━━━ LISTED ENTRIES

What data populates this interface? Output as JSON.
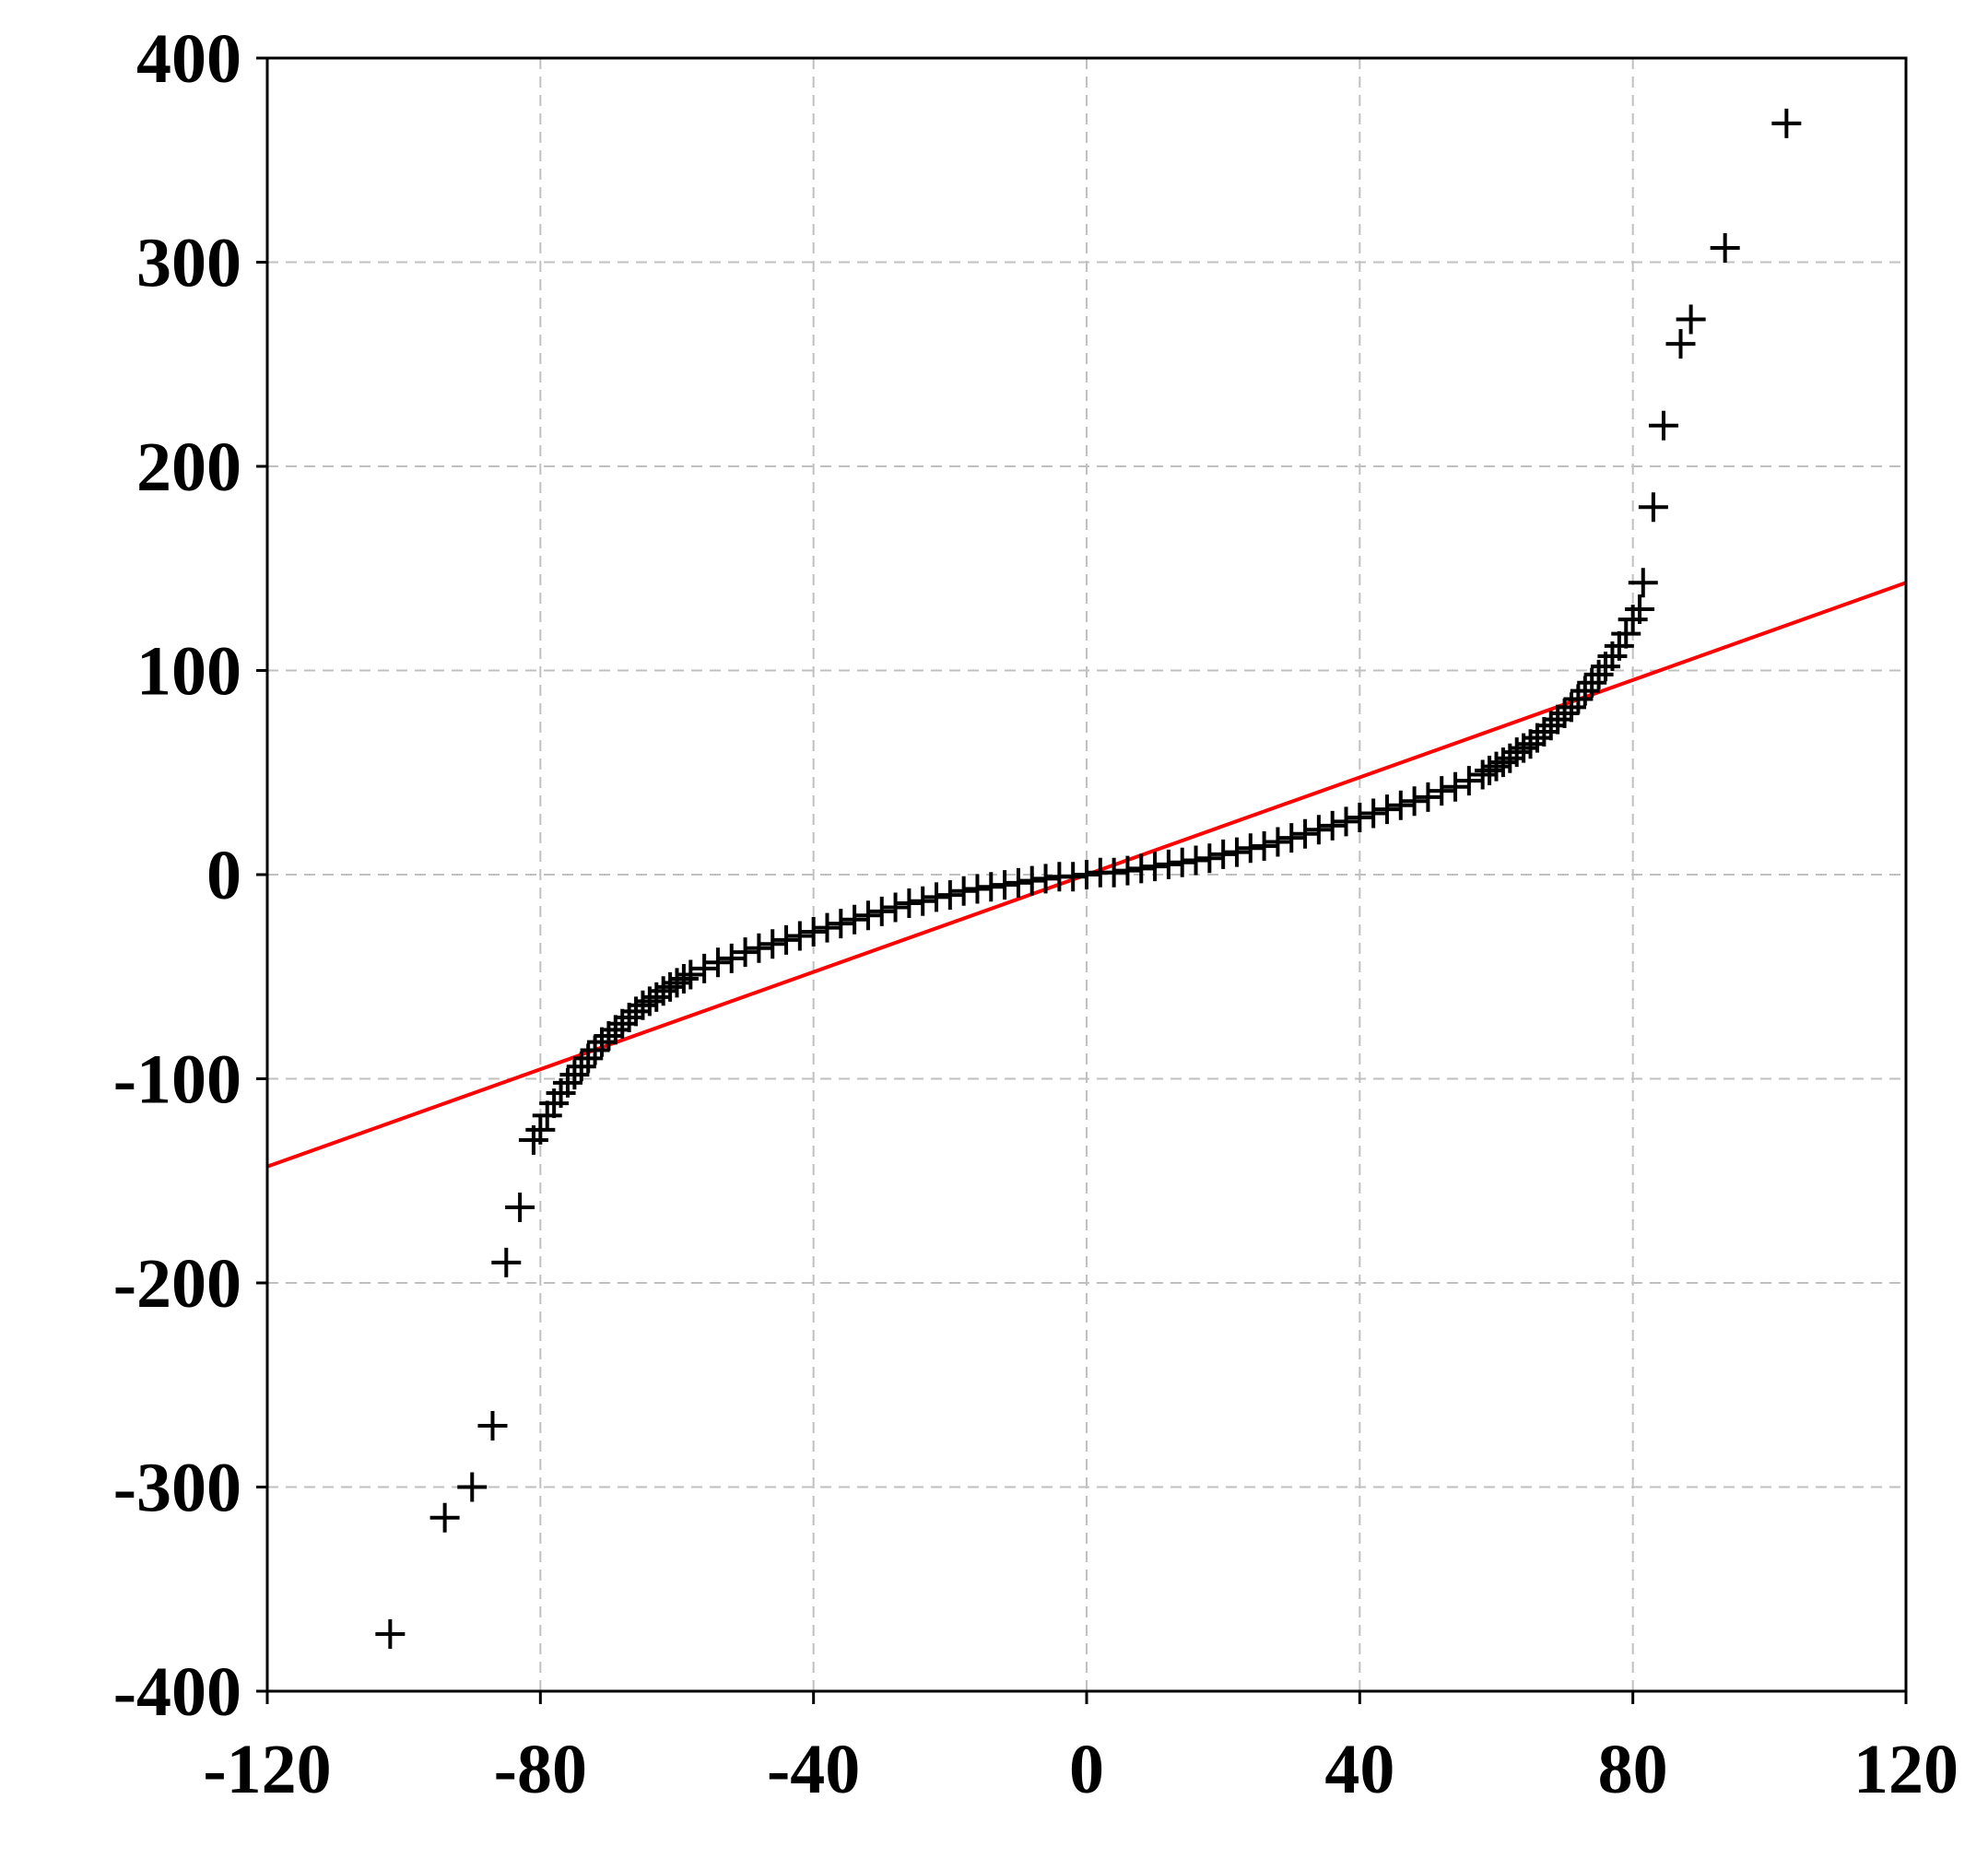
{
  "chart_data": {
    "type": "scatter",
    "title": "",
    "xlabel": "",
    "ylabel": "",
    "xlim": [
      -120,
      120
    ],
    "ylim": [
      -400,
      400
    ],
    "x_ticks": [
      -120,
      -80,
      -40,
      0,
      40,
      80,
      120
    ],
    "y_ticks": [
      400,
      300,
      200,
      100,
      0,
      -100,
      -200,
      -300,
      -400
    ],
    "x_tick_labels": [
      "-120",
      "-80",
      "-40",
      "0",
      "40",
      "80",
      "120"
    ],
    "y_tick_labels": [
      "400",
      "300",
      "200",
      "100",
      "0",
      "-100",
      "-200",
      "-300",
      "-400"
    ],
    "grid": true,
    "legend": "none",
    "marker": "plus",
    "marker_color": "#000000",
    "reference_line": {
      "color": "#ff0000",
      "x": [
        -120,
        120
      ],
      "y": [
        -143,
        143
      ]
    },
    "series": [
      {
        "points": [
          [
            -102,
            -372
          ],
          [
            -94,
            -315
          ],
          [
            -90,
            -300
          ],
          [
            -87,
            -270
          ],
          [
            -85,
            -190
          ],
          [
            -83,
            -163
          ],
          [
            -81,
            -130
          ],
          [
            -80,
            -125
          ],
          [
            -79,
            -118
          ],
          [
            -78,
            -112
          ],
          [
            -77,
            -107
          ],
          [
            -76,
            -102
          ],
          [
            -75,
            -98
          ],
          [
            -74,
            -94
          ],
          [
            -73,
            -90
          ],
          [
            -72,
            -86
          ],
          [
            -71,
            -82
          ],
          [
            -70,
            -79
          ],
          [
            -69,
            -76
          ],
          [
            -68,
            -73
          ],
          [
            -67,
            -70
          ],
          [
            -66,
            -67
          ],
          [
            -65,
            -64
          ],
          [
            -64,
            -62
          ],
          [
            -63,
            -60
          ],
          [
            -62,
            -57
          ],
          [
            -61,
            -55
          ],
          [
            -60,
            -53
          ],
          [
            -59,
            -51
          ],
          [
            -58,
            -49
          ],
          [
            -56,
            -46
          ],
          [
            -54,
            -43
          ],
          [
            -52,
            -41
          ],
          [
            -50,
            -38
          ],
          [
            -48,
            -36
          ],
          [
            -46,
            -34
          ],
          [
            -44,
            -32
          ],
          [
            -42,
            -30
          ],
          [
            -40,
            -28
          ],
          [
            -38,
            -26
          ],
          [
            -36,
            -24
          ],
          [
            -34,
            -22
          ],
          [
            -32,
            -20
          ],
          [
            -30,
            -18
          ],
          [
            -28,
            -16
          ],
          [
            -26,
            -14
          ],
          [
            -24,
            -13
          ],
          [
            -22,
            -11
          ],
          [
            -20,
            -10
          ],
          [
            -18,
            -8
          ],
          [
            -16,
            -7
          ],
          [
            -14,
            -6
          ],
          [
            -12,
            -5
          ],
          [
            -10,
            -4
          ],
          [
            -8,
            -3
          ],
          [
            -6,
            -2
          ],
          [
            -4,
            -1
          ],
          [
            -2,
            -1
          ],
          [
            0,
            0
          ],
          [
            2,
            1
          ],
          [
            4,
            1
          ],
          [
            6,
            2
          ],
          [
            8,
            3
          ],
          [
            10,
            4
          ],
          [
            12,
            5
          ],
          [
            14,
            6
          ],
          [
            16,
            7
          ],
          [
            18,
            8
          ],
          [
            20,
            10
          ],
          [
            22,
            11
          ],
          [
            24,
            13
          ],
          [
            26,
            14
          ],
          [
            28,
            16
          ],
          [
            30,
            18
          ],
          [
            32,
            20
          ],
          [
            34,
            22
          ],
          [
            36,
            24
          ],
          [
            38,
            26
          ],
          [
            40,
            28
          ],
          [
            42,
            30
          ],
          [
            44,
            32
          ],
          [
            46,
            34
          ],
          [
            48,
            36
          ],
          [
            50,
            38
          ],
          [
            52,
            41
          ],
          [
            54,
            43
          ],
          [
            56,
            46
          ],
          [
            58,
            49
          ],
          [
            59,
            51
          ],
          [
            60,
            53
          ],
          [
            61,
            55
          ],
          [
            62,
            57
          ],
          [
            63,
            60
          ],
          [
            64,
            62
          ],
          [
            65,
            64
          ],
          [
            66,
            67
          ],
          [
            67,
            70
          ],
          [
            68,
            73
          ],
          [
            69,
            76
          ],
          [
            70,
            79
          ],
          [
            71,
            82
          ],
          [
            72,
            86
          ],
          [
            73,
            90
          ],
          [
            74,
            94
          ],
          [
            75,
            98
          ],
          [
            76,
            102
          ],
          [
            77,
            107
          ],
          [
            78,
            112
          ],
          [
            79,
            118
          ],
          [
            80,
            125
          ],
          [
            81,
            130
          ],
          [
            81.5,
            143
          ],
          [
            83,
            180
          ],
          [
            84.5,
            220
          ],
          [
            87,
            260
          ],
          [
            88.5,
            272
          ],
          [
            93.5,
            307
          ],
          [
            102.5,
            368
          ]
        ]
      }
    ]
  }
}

━━━━━━
━━━ LISTED ENTRIES

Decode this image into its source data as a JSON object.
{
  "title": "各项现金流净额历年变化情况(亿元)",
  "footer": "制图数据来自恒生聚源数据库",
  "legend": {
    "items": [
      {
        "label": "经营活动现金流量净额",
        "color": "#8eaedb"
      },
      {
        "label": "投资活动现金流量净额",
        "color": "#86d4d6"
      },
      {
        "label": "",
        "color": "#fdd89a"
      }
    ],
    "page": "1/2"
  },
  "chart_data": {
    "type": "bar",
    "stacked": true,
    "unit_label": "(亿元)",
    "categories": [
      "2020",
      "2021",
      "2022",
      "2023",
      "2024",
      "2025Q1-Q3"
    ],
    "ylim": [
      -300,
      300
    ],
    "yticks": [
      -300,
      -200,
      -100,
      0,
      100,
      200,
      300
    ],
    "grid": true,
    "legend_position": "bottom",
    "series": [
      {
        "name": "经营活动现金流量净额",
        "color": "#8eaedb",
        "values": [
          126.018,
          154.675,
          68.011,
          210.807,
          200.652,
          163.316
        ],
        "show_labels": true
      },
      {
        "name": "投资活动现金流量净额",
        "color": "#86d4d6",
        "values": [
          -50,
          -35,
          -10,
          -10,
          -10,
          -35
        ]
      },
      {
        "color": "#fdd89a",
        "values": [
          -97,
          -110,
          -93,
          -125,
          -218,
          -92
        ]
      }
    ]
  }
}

━━━━━━

◆ AIM OF THE TASK ◆
Look through the records and gather each line with the word "JSON".

◆ SOLUTION TO THE EXERCISE ◆
What data populates this interface? Output as JSON.
Decode this image into its source data as a JSON object.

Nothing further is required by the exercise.